• Task objective:
In the material below, count the lines with the word "this" and state that number only.

• Record excerpts:
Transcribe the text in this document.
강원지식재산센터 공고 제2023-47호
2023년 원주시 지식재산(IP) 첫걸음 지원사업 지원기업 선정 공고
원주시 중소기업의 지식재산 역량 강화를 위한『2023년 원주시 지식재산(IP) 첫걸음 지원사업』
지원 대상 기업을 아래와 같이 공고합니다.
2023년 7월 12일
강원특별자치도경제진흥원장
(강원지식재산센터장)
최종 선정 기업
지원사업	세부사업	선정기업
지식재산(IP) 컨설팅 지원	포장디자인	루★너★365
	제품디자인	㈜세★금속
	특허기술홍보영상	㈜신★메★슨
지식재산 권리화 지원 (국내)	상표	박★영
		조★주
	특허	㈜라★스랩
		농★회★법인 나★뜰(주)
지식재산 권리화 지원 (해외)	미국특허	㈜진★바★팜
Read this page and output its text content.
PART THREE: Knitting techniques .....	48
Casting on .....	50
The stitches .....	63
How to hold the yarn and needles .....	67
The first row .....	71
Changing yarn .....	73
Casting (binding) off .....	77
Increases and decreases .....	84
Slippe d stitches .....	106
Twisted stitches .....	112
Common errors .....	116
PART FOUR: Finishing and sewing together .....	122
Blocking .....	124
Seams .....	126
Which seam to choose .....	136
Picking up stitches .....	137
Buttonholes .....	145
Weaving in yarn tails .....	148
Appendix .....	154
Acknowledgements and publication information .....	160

• Worked solution:
2